▶ **The problem**:
Scan the material and copy every line in which "Inflation" appears.

Figure collection entries
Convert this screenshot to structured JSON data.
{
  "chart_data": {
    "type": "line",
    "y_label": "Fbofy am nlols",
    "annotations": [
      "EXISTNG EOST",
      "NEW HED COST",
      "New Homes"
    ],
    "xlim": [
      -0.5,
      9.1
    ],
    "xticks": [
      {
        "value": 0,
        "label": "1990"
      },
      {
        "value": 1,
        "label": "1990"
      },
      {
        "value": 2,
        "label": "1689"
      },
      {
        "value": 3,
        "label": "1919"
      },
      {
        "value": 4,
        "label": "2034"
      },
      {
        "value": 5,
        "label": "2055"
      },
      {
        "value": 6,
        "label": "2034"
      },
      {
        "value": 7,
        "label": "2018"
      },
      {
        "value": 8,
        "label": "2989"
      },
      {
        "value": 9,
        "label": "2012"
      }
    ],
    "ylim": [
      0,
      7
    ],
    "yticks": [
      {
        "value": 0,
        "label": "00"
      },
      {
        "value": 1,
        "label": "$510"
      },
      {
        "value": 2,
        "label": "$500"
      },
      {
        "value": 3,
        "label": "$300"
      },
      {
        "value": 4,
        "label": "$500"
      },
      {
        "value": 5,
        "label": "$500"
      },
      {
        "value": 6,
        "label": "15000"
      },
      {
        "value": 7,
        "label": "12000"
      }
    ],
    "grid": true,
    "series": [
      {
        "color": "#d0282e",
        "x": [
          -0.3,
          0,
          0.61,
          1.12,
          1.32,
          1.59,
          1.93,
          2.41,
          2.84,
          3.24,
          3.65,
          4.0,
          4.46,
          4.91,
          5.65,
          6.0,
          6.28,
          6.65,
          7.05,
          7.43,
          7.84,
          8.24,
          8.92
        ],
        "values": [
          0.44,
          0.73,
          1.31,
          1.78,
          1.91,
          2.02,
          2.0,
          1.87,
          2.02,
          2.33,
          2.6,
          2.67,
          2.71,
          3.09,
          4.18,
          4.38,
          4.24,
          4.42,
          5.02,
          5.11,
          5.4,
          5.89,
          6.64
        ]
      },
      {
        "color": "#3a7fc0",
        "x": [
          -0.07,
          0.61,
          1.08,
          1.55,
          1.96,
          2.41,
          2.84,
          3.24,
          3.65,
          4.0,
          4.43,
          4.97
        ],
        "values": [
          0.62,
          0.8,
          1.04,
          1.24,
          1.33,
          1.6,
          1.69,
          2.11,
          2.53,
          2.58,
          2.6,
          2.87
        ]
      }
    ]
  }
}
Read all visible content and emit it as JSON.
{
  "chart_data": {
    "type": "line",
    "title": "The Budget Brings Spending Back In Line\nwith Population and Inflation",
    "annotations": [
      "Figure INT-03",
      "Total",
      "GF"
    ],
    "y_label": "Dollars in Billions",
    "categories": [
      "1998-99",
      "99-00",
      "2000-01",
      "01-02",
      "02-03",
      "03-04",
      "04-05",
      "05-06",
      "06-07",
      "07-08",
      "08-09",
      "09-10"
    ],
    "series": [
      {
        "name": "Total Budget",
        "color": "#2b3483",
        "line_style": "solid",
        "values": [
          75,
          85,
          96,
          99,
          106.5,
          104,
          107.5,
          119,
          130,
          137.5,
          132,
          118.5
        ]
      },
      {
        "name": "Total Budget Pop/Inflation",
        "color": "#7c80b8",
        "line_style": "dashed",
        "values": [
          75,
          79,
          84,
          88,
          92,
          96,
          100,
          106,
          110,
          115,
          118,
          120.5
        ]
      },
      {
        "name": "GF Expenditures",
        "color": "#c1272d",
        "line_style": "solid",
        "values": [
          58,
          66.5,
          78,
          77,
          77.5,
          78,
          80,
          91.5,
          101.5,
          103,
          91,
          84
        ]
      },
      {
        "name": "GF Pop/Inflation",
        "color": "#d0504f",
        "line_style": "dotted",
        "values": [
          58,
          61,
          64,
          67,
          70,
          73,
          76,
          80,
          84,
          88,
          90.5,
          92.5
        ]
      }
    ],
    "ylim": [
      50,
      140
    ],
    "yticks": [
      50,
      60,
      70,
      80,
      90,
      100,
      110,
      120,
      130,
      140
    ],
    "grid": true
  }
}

▶ **Worked answer**:
    "title": "The Budget Brings Spending Back In Line\nwith Population and Inflation",
        "name": "Total Budget Pop/Inflation",
        "name": "GF Pop/Inflation",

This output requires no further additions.